Raden Sulamjono adalah putra dari Ki Bahurekso dan Dewi Rantan Sari. Raden Sulanjono memiliki kisah asmara dengan Sulasih dari Kalisalak. Namun hubungan asmara tersebut tidak mendapat restu dari Ki Bahureksa. Akhirnya Raden Sulamjono bertapa di Banyuwerno, dan Sulasih memilih menjadi penari. Meskipun demikian pertemuan diantara keduanya masih terus berlangsung  melalui alam gaib.
Pertemuan tersebut diatur oleh Dewi Rantansari atau ibu dari Raden Sulanjono yang memasukkan roh bidadari ketubuh Sulasih. Pada saat itu pula Raden Sulanjono yanng sedang bertapa ditemui oleh roh ibunya untuk menemui Sulasih dan terjadilah pertemuan antara Sulasih dengan Raden Sulanjono. Sejak saat itulah setiap diadakan pertunjukan sintren Sang penari pasti dimasuki roh bidadari oleh pawangnya, dengan catatan bahwa hal tersebut dilakukan apabila sang penari masih dalam keadaan suci atau ( perawan ).
Hingga kini setiap tanggal 11 Mulud diadakan khoul di Kawasan Pertapan Pangeran Bahurekso dan Raden Sulamjono.

Pada waktu itu Pangeran Bahureksa sedang menyembunyikan Dewi Rantansari disebuah hutan. Sewaktu Dewi Rantansari mau mencari sumber air, disitu ada sumber air yang berwarna - warni. Kemudian ia mengambil air tersebut untuk mencuci  beras, namun setelah beras tersebut dimasak sampai beberapa hari tetapi tidak kunjung menjadi nasi. Beras tadi dibuang dan menjelma menjadi batu, dan batu tersebut diberi nama Batu Beras. Setelah itu Dewi Rantansari melaporkan kepada pangeran Bahureksa akan kejadian tadi, kemudian Pangeran Bahureksa mandi pada sumber air tadi dan mendapatkan daya kelebihan kesaktian yang berlipat ganda. Kemudian pangeran Bahureksa berujar suatu saat nanti tempat itu diberi nama Banyuwerno.

**Tugas yang Dikerjakan:**
- a) Jelaskan dalam satu sampai tiga kalimat mengapa sebuah batu diberi nama Batu Beras menurut kutipan tentang legenda sintren.
- b) Lanjutkan kutipan tentang legenda sintren mulai dari kalimat terakhirnya.
Baris-baris data berikut tidak berkaitan dengan kutipan tentang legenda sintren.

**Baris Data Tersedia:**
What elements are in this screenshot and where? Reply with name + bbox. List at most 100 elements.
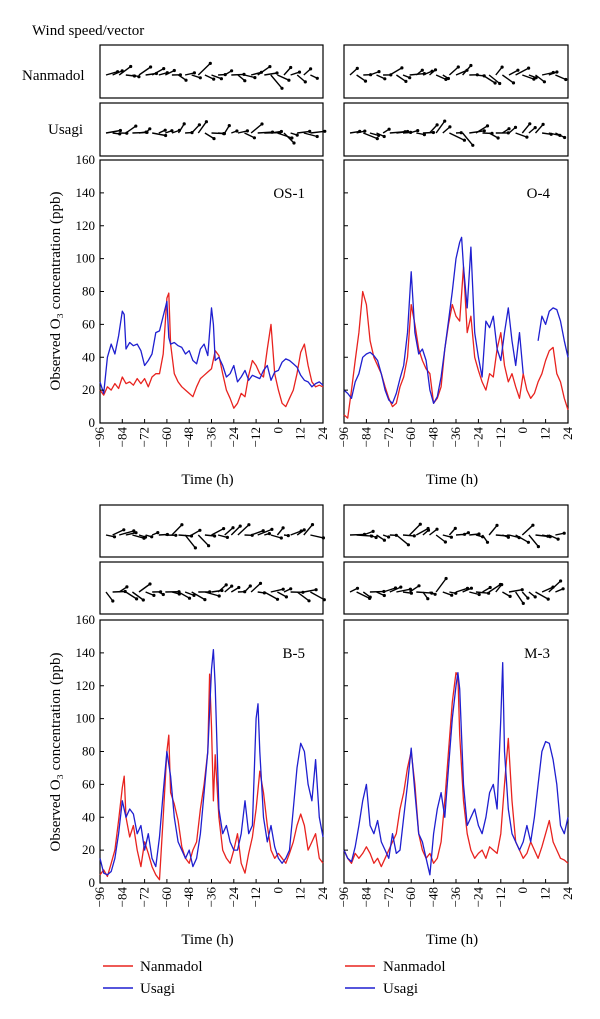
* * *
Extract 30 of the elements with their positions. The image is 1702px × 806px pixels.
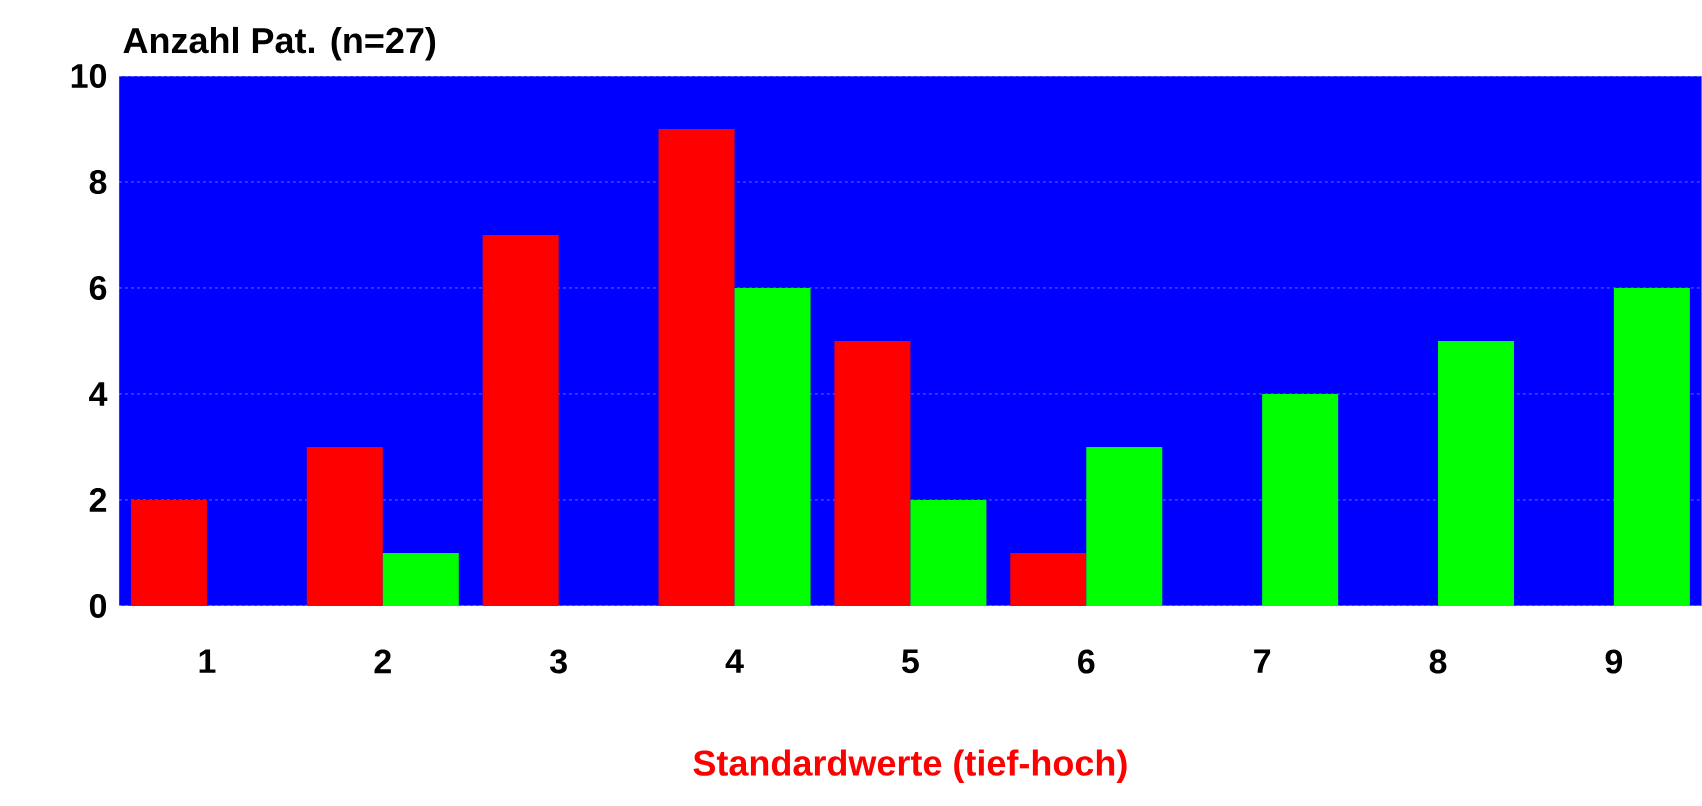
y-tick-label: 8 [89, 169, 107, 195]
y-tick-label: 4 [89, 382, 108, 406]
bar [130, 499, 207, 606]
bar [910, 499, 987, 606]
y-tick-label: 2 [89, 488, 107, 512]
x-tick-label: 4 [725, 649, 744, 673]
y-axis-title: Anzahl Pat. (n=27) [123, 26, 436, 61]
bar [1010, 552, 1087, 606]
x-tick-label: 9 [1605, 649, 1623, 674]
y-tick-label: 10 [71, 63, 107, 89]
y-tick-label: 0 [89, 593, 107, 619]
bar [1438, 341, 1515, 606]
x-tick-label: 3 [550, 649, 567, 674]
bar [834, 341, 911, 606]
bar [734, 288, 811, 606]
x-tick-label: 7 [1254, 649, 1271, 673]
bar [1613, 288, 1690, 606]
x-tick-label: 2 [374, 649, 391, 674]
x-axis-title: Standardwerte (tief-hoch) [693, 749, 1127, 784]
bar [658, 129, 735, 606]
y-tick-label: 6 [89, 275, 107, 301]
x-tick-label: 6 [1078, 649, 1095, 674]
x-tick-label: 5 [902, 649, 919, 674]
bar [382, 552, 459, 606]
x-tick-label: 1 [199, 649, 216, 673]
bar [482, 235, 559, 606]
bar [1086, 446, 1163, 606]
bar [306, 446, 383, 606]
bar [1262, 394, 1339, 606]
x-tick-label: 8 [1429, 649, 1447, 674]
--
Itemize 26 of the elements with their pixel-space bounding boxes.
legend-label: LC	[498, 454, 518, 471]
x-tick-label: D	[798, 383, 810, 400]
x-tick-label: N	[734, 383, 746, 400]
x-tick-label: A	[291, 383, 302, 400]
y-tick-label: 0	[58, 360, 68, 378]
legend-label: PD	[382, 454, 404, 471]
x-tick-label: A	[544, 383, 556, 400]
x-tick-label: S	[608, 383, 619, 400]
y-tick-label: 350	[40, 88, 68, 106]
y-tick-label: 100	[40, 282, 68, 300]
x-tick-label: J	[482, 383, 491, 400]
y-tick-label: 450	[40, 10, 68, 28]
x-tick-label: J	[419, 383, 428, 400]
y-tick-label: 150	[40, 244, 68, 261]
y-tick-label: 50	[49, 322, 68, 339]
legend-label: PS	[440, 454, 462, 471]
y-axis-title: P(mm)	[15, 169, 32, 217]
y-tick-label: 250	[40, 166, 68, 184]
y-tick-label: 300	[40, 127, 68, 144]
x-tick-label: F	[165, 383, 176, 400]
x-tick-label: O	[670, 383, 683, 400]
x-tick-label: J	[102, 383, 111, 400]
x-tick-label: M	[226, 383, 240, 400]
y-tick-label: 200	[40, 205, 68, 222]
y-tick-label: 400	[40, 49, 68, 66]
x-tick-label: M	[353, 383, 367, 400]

**Jawaban Latihan:**
- a) Dewi Rantansari mencuci beras dengan air dari sumber yang berwarna-warni, tetapi beras itu tidak kunjung menjadi nasi meskipun sudah dimasak beberapa hari. Beras tersebut kemudian dibuang dan menjelma menjadi batu, sehingga batu itu dinamai Batu Beras.

- b)
Dan sampai sekarang mata air tersebut kadang menampakkan wujud air yang berwarna-warni ke penduduk setempat. Dan konon katanya jika air tersebut langsung diminum atau dipergunakan untuk mandi, maka akan memperoleh daya magic yang tidak terkira . Banyak orang mempercayai baik dari penduduk lokal maupun dari luar bahwa air tersebut memang bisa membawa berkah dan mampu menyembuhkan berbagai penyakit. Dan beras yang menjelma menjadi batu tadi sungguh mencengangkan, batu-batu kecil tersebut bisa menempel sangat kuat dengan batu lainnya walaupun tanpa ada semen untuk perekat.
kesenian Sintren bermula dari kisah cinta kasih Raden Sulanjono, atau putra dari Pangeran Bahureksa dengan Dewi Rantansari. Raden Sulanjono memadu kasih dengan Sulasih seorang putri dari desa Kalisalak, namun hubungan asmara tersebut tidak mendapat restu dari Pangeran Bahureksa, akhirnya raden sulanjono bertapa di Banyuwerno, dan Sulasih memilih menjadi penari. Meskipun demikian pertemuan diantara keduanya masih terus berlangsung  melalui alam gaib.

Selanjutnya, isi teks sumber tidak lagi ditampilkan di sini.